Given problem - State the number of lines that contain the word "самоуправления", and add nothing else.

Working data -

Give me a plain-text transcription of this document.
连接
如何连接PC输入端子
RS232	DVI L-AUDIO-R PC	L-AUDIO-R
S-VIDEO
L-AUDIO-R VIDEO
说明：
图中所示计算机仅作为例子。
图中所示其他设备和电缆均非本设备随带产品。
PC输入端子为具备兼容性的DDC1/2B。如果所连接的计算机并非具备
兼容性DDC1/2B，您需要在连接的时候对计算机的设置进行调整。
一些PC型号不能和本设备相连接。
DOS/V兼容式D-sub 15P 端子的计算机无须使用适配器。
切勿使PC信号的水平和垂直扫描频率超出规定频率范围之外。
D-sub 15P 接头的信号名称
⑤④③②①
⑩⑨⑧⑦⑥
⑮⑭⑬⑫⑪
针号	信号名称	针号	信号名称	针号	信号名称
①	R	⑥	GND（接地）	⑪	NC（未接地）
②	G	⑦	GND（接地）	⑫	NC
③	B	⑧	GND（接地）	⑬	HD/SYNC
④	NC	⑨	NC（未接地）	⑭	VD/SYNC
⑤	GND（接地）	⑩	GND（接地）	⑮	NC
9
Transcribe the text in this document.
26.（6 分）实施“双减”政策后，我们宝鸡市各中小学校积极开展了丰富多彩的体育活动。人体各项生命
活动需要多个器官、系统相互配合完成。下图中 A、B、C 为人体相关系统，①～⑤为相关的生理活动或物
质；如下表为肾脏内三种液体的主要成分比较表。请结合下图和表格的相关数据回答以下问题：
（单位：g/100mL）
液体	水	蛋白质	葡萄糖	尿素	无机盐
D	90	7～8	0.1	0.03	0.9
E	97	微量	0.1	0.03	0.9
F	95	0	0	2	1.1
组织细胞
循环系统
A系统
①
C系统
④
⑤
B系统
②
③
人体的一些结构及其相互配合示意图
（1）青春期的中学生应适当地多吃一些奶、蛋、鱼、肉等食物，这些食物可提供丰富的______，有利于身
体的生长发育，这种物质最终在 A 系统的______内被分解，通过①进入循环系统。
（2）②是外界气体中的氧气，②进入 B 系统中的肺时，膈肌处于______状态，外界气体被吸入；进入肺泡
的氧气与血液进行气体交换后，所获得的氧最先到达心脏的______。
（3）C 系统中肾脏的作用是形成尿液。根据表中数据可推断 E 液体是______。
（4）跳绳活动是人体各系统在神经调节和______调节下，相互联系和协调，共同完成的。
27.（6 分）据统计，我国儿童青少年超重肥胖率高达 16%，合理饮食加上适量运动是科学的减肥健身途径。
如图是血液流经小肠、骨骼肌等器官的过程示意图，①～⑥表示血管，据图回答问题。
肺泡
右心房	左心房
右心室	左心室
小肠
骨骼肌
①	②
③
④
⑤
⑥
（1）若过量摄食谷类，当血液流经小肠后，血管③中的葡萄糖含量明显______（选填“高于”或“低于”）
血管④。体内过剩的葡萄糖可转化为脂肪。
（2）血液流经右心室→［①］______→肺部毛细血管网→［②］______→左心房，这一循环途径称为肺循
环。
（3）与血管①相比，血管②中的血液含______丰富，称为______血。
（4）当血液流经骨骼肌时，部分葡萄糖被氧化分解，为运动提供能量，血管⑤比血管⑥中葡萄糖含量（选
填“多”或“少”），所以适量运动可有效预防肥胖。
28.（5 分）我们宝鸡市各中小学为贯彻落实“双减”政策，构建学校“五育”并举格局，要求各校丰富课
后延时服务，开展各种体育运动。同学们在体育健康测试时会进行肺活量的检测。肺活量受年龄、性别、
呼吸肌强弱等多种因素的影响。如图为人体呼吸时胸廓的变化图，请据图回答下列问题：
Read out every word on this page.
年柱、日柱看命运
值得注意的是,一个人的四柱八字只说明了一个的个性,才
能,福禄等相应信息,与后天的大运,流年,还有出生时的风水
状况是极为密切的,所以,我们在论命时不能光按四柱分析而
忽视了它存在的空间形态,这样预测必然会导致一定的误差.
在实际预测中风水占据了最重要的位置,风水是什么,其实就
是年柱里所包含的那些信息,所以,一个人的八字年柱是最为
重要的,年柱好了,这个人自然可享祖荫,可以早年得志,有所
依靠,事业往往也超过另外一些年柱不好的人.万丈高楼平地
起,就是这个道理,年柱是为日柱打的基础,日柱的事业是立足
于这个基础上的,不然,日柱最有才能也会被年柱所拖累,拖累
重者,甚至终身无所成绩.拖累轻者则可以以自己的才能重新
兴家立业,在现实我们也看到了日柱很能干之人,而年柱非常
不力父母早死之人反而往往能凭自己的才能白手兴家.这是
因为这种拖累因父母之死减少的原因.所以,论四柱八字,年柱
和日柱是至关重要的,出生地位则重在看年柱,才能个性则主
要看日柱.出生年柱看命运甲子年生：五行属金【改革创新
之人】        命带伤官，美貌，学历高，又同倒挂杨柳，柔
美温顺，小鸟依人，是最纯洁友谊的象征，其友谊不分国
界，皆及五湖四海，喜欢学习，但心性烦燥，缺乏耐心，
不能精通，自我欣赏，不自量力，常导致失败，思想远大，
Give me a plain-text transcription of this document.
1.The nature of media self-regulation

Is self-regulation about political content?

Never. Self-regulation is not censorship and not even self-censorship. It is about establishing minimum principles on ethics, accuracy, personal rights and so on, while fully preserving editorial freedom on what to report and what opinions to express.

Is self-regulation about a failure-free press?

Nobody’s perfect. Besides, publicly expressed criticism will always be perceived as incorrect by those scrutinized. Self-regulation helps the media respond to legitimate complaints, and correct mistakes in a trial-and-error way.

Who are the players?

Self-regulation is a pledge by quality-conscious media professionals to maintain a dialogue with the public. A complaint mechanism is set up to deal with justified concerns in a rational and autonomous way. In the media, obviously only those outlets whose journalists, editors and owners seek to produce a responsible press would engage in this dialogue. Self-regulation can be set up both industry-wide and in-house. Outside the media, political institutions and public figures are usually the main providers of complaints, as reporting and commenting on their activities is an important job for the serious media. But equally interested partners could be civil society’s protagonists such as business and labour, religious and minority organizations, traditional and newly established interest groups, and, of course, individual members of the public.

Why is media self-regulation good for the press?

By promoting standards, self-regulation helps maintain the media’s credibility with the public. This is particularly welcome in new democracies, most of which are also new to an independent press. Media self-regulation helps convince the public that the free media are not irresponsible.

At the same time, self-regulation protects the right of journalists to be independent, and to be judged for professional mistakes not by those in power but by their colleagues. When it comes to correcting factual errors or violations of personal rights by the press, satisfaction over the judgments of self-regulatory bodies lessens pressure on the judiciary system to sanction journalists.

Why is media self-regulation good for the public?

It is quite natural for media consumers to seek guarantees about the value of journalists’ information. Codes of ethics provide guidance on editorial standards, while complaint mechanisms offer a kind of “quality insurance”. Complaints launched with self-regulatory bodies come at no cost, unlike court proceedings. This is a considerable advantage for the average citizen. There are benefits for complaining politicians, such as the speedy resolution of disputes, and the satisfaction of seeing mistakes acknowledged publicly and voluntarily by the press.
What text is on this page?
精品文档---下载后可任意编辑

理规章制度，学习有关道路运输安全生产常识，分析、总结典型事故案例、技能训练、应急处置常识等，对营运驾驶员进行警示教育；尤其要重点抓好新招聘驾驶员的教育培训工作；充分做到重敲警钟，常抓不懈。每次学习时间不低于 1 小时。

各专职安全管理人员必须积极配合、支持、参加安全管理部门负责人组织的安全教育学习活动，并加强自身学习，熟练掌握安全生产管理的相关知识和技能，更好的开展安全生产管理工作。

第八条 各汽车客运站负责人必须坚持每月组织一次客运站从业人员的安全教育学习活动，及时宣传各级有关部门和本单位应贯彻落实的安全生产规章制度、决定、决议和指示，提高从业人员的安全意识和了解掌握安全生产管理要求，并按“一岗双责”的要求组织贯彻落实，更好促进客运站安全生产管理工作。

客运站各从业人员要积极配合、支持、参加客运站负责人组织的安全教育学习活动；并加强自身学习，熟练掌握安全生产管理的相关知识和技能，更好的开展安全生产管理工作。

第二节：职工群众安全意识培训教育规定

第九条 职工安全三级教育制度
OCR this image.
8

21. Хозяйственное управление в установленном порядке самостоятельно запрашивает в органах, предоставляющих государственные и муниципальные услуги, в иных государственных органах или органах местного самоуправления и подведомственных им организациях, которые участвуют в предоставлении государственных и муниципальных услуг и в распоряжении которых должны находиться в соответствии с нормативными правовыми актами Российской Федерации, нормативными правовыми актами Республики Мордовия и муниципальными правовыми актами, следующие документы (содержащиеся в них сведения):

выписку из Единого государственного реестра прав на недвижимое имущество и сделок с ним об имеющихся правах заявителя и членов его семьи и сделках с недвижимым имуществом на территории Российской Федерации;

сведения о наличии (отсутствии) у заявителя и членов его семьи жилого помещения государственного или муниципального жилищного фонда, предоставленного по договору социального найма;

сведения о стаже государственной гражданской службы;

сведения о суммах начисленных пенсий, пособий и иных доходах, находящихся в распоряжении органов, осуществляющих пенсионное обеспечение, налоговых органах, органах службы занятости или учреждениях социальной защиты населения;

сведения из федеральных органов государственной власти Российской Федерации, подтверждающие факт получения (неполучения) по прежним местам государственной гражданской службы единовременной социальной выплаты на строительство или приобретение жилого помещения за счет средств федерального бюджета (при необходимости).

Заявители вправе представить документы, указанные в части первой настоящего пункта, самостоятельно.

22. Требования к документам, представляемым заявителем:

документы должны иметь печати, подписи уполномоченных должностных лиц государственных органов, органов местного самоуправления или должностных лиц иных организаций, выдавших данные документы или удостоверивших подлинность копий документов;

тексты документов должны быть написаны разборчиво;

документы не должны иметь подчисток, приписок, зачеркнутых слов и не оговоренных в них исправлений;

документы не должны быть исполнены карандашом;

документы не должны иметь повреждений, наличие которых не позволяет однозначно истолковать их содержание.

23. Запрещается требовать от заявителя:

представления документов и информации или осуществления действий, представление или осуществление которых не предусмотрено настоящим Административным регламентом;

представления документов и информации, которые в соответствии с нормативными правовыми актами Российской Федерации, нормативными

Result below - 2